— START Source material —

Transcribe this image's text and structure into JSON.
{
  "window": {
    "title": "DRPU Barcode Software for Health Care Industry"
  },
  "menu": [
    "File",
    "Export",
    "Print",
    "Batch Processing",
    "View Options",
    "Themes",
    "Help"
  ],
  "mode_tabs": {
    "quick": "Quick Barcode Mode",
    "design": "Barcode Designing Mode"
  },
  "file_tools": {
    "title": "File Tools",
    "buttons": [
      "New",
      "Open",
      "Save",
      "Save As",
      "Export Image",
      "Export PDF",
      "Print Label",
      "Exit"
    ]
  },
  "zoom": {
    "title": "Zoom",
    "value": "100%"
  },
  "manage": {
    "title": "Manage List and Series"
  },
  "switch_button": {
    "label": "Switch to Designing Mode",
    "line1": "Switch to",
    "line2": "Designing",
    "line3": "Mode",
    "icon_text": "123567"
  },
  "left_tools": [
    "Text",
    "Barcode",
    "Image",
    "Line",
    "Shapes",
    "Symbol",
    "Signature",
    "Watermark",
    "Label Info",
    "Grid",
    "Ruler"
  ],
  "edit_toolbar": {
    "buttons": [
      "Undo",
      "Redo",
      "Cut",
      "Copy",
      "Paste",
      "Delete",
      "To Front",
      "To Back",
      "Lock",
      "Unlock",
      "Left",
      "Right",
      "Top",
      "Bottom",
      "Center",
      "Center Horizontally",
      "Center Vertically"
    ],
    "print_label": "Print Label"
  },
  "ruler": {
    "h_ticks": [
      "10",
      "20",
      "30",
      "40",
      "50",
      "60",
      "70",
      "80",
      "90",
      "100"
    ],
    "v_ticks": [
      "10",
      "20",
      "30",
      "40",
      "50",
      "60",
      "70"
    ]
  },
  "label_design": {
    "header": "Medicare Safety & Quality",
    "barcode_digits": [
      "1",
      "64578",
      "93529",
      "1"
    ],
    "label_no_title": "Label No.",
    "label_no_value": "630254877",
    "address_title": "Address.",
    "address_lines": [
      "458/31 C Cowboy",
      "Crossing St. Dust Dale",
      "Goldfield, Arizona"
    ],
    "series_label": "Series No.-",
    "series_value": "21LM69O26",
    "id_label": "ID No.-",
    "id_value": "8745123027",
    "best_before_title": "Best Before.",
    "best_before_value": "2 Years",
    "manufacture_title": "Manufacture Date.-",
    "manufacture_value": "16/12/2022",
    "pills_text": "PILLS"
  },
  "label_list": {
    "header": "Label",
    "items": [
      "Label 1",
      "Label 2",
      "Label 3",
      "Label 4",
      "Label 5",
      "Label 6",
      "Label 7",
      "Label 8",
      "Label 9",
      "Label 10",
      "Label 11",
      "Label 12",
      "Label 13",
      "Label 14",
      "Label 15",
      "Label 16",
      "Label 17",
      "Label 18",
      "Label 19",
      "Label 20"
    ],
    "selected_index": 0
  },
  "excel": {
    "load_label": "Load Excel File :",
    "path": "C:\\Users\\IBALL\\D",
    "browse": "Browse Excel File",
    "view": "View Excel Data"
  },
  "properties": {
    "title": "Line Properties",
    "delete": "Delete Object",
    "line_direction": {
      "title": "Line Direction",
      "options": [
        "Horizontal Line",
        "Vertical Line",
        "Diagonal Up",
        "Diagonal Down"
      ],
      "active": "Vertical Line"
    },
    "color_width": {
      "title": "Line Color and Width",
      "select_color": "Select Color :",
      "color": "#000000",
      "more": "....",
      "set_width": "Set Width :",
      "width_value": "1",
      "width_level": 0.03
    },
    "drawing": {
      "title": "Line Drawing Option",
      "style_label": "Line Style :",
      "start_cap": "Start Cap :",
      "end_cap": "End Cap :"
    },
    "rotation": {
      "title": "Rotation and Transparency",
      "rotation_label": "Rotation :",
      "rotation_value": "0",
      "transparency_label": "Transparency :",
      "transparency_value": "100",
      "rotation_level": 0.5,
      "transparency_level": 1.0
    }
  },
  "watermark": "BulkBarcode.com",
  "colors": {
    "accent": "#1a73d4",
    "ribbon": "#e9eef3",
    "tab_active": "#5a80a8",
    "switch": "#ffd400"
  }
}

— END Source material —

Transcribe the data above in full, exactly.

- Result
Transcribe this image's text and structure into JSON.
{
  "window": {
    "title": "DRPU Barcode Software for Health Care Industry"
  },
  "menu": [
    "File",
    "Export",
    "Print",
    "Batch Processing",
    "View Options",
    "Themes",
    "Help"
  ],
  "mode_tabs": {
    "quick": "Quick Barcode Mode",
    "design": "Barcode Designing Mode"
  },
  "file_tools": {
    "title": "File Tools",
    "buttons": [
      "New",
      "Open",
      "Save",
      "Save As",
      "Export Image",
      "Export PDF",
      "Print Label",
      "Exit"
    ]
  },
  "zoom": {
    "title": "Zoom",
    "value": "100%"
  },
  "manage": {
    "title": "Manage List and Series"
  },
  "switch_button": {
    "label": "Switch to Designing Mode",
    "line1": "Switch to",
    "line2": "Designing",
    "line3": "Mode",
    "icon_text": "123567"
  },
  "left_tools": [
    "Text",
    "Barcode",
    "Image",
    "Line",
    "Shapes",
    "Symbol",
    "Signature",
    "Watermark",
    "Label Info",
    "Grid",
    "Ruler"
  ],
  "edit_toolbar": {
    "buttons": [
      "Undo",
      "Redo",
      "Cut",
      "Copy",
      "Paste",
      "Delete",
      "To Front",
      "To Back",
      "Lock",
      "Unlock",
      "Left",
      "Right",
      "Top",
      "Bottom",
      "Center",
      "Center Horizontally",
      "Center Vertically"
    ],
    "print_label": "Print Label"
  },
  "ruler": {
    "h_ticks": [
      "10",
      "20",
      "30",
      "40",
      "50",
      "60",
      "70",
      "80",
      "90",
      "100"
    ],
    "v_ticks": [
      "10",
      "20",
      "30",
      "40",
      "50",
      "60",
      "70"
    ]
  },
  "label_design": {
    "header": "Medicare Safety & Quality",
    "barcode_digits": [
      "1",
      "64578",
      "93529",
      "1"
    ],
    "label_no_title": "Label No.",
    "label_no_value": "630254877",
    "address_title": "Address.",
    "address_lines": [
      "458/31 C Cowboy",
      "Crossing St. Dust Dale",
      "Goldfield, Arizona"
    ],
    "series_label": "Series No.-",
    "series_value": "21LM69O26",
    "id_label": "ID No.-",
    "id_value": "8745123027",
    "best_before_title": "Best Before.",
    "best_before_value": "2 Years",
    "manufacture_title": "Manufacture Date.-",
    "manufacture_value": "16/12/2022",
    "pills_text": "PILLS"
  },
  "label_list": {
    "header": "Label",
    "items": [
      "Label 1",
      "Label 2",
      "Label 3",
      "Label 4",
      "Label 5",
      "Label 6",
      "Label 7",
      "Label 8",
      "Label 9",
      "Label 10",
      "Label 11",
      "Label 12",
      "Label 13",
      "Label 14",
      "Label 15",
      "Label 16",
      "Label 17",
      "Label 18",
      "Label 19",
      "Label 20"
    ],
    "selected_index": 0
  },
  "excel": {
    "load_label": "Load Excel File :",
    "path": "C:\\Users\\IBALL\\D",
    "browse": "Browse Excel File",
    "view": "View Excel Data"
  },
  "properties": {
    "title": "Line Properties",
    "delete": "Delete Object",
    "line_direction": {
      "title": "Line Direction",
      "options": [
        "Horizontal Line",
        "Vertical Line",
        "Diagonal Up",
        "Diagonal Down"
      ],
      "active": "Vertical Line"
    },
    "color_width": {
      "title": "Line Color and Width",
      "select_color": "Select Color :",
      "color": "#000000",
      "more": "....",
      "set_width": "Set Width :",
      "width_value": "1",
      "width_level": 0.03
    },
    "drawing": {
      "title": "Line Drawing Option",
      "style_label": "Line Style :",
      "start_cap": "Start Cap :",
      "end_cap": "End Cap :"
    },
    "rotation": {
      "title": "Rotation and Transparency",
      "rotation_label": "Rotation :",
      "rotation_value": "0",
      "transparency_label": "Transparency :",
      "transparency_value": "100",
      "rotation_level": 0.5,
      "transparency_level": 1.0
    }
  },
  "watermark": "BulkBarcode.com",
  "colors": {
    "accent": "#1a73d4",
    "ribbon": "#e9eef3",
    "tab_active": "#5a80a8",
    "switch": "#ffd400"
  }
}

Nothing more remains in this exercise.